Listed records

----

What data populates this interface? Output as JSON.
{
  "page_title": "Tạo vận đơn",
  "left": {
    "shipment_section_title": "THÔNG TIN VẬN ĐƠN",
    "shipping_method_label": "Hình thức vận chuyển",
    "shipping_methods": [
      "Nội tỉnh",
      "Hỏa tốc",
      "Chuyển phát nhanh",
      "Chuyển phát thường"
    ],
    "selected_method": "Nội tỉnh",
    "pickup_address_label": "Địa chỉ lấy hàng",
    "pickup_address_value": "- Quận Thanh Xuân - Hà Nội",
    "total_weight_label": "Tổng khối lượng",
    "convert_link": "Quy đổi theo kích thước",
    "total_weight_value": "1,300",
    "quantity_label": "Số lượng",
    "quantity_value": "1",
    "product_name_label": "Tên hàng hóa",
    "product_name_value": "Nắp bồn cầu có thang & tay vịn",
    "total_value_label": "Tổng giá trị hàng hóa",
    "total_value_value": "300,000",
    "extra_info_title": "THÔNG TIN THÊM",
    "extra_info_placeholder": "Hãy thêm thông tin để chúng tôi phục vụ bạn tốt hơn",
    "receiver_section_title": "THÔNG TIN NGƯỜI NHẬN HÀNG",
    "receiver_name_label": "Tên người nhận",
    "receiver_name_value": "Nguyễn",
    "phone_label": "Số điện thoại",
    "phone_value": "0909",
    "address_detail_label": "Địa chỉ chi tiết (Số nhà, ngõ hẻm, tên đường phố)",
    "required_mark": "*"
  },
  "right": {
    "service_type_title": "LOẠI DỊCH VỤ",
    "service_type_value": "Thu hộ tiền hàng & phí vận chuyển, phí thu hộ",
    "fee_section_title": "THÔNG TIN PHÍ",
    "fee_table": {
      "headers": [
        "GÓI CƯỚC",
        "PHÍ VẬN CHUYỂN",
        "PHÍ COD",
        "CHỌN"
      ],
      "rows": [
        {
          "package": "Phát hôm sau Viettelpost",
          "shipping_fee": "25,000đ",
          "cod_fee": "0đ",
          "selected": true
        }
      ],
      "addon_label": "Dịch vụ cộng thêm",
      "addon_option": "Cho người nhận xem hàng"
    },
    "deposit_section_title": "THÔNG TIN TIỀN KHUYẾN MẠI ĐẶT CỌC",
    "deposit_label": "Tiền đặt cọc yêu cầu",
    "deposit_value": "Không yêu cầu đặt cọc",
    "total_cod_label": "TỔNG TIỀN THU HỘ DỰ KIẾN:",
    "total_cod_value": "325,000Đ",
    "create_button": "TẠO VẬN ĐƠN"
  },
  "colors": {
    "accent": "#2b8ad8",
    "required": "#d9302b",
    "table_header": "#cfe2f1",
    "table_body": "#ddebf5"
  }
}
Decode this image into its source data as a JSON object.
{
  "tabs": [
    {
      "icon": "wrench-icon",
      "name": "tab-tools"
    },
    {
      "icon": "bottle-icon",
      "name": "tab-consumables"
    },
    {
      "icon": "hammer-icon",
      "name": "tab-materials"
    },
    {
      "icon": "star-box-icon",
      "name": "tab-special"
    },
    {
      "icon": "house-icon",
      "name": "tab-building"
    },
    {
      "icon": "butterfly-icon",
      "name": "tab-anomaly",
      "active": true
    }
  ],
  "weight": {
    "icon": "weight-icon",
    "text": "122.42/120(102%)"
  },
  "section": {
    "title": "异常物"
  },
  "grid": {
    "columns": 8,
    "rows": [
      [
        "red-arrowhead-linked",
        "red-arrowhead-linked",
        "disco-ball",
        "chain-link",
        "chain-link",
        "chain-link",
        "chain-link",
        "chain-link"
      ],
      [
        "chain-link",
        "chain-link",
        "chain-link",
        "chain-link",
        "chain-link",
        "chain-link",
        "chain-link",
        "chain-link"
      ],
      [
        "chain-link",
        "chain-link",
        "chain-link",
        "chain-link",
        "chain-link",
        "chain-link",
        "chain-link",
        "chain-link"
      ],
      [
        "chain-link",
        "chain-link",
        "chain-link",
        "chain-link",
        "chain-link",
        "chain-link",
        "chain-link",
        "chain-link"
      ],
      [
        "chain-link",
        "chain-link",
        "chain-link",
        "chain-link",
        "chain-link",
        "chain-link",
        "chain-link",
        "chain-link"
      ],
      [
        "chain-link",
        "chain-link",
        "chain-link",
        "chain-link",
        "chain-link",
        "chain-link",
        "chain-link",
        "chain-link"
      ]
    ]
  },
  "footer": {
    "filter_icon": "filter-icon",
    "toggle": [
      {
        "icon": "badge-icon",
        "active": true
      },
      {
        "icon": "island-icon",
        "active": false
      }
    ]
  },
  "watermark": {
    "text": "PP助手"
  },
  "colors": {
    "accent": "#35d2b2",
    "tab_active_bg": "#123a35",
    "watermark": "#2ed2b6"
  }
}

----

Write out every line of the data that holds the word "this".

What data populates this interface? Output as JSON.
Decode this image into its source data as a JSON object.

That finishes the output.